## Instruction
Copy every line of the material below word for word.

··········

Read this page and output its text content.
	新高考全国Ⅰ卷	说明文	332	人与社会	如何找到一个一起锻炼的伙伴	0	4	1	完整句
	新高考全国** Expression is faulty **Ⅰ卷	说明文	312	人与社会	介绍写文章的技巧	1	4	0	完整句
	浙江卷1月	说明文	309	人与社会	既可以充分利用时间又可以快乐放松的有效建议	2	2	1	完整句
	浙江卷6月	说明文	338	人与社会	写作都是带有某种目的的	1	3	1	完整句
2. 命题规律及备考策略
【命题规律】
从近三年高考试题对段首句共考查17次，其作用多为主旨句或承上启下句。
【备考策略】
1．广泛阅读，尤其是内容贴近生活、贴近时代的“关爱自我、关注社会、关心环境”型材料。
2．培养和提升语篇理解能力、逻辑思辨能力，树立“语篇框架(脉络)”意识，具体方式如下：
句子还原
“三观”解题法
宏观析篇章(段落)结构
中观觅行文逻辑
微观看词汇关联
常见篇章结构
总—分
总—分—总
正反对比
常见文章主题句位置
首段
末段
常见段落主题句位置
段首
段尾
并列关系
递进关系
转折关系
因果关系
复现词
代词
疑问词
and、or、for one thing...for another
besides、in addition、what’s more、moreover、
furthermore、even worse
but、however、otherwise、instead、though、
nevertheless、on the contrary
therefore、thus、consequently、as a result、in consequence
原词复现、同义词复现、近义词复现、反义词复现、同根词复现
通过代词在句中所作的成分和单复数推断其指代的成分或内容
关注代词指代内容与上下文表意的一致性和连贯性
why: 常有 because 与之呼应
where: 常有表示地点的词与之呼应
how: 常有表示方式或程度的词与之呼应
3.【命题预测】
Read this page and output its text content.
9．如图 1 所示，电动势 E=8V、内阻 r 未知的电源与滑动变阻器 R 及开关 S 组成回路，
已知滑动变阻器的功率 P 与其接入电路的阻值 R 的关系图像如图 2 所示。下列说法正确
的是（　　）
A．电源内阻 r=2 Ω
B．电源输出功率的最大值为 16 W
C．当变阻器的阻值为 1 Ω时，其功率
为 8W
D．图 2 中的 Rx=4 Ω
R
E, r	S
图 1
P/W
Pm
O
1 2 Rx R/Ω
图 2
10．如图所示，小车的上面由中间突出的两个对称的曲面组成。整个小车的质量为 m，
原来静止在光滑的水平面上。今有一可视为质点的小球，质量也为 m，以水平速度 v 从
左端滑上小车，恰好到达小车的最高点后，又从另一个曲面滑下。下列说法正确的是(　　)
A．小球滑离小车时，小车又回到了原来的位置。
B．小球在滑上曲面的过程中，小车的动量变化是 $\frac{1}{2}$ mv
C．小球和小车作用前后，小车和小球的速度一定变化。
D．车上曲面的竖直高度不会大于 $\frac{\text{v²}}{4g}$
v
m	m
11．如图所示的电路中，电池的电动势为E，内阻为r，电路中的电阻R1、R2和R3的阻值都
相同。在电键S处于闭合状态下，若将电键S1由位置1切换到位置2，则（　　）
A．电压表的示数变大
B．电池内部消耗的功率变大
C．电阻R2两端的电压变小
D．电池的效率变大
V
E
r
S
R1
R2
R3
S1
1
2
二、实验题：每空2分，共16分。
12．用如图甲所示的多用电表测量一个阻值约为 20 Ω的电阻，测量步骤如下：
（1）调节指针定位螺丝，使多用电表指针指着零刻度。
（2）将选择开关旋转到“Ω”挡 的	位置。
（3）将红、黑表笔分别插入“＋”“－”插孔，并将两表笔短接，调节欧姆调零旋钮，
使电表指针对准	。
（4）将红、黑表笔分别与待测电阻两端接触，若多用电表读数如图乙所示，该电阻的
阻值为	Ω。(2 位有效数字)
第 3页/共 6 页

··········

## Written answer
Read this page and output its text content.
	新高考全国Ⅰ卷	说明文	332	人与社会	如何找到一个一起锻炼的伙伴	0	4	1	完整句
	新高考全国** Expression is faulty **Ⅰ卷	说明文	312	人与社会	介绍写文章的技巧	1	4	0	完整句
	浙江卷1月	说明文	309	人与社会	既可以充分利用时间又可以快乐放松的有效建议	2	2	1	完整句
	浙江卷6月	说明文	338	人与社会	写作都是带有某种目的的	1	3	1	完整句
2. 命题规律及备考策略
【命题规律】
从近三年高考试题对段首句共考查17次，其作用多为主旨句或承上启下句。
【备考策略】
1．广泛阅读，尤其是内容贴近生活、贴近时代的“关爱自我、关注社会、关心环境”型材料。
2．培养和提升语篇理解能力、逻辑思辨能力，树立“语篇框架(脉络)”意识，具体方式如下：
句子还原
“三观”解题法
宏观析篇章(段落)结构
中观觅行文逻辑
微观看词汇关联
常见篇章结构
总—分
总—分—总
正反对比
常见文章主题句位置
首段
末段
常见段落主题句位置
段首
段尾
并列关系
递进关系
转折关系
因果关系
复现词
代词
疑问词
and、or、for one thing...for another
besides、in addition、what’s more、moreover、
furthermore、even worse
but、however、otherwise、instead、though、
nevertheless、on the contrary
therefore、thus、consequently、as a result、in consequence
原词复现、同义词复现、近义词复现、反义词复现、同根词复现
通过代词在句中所作的成分和单复数推断其指代的成分或内容
关注代词指代内容与上下文表意的一致性和连贯性
why: 常有 because 与之呼应
where: 常有表示地点的词与之呼应
how: 常有表示方式或程度的词与之呼应
3.【命题预测】
Read this page and output its text content.
9．如图 1 所示，电动势 E=8V、内阻 r 未知的电源与滑动变阻器 R 及开关 S 组成回路，
已知滑动变阻器的功率 P 与其接入电路的阻值 R 的关系图像如图 2 所示。下列说法正确
的是（　　）
A．电源内阻 r=2 Ω
B．电源输出功率的最大值为 16 W
C．当变阻器的阻值为 1 Ω时，其功率
为 8W
D．图 2 中的 Rx=4 Ω
R
E, r	S
图 1
P/W
Pm
O
1 2 Rx R/Ω
图 2
10．如图所示，小车的上面由中间突出的两个对称的曲面组成。整个小车的质量为 m，
原来静止在光滑的水平面上。今有一可视为质点的小球，质量也为 m，以水平速度 v 从
左端滑上小车，恰好到达小车的最高点后，又从另一个曲面滑下。下列说法正确的是(　　)
A．小球滑离小车时，小车又回到了原来的位置。
B．小球在滑上曲面的过程中，小车的动量变化是 $\frac{1}{2}$ mv
C．小球和小车作用前后，小车和小球的速度一定变化。
D．车上曲面的竖直高度不会大于 $\frac{\text{v²}}{4g}$
v
m	m
11．如图所示的电路中，电池的电动势为E，内阻为r，电路中的电阻R1、R2和R3的阻值都
相同。在电键S处于闭合状态下，若将电键S1由位置1切换到位置2，则（　　）
A．电压表的示数变大
B．电池内部消耗的功率变大
C．电阻R2两端的电压变小
D．电池的效率变大
V
E
r
S
R1
R2
R3
S1
1
2
二、实验题：每空2分，共16分。
12．用如图甲所示的多用电表测量一个阻值约为 20 Ω的电阻，测量步骤如下：
（1）调节指针定位螺丝，使多用电表指针指着零刻度。
（2）将选择开关旋转到“Ω”挡 的	位置。
（3）将红、黑表笔分别插入“＋”“－”插孔，并将两表笔短接，调节欧姆调零旋钮，
使电表指针对准	。
（4）将红、黑表笔分别与待测电阻两端接触，若多用电表读数如图乙所示，该电阻的
阻值为	Ω。(2 位有效数字)
第 3页/共 6 页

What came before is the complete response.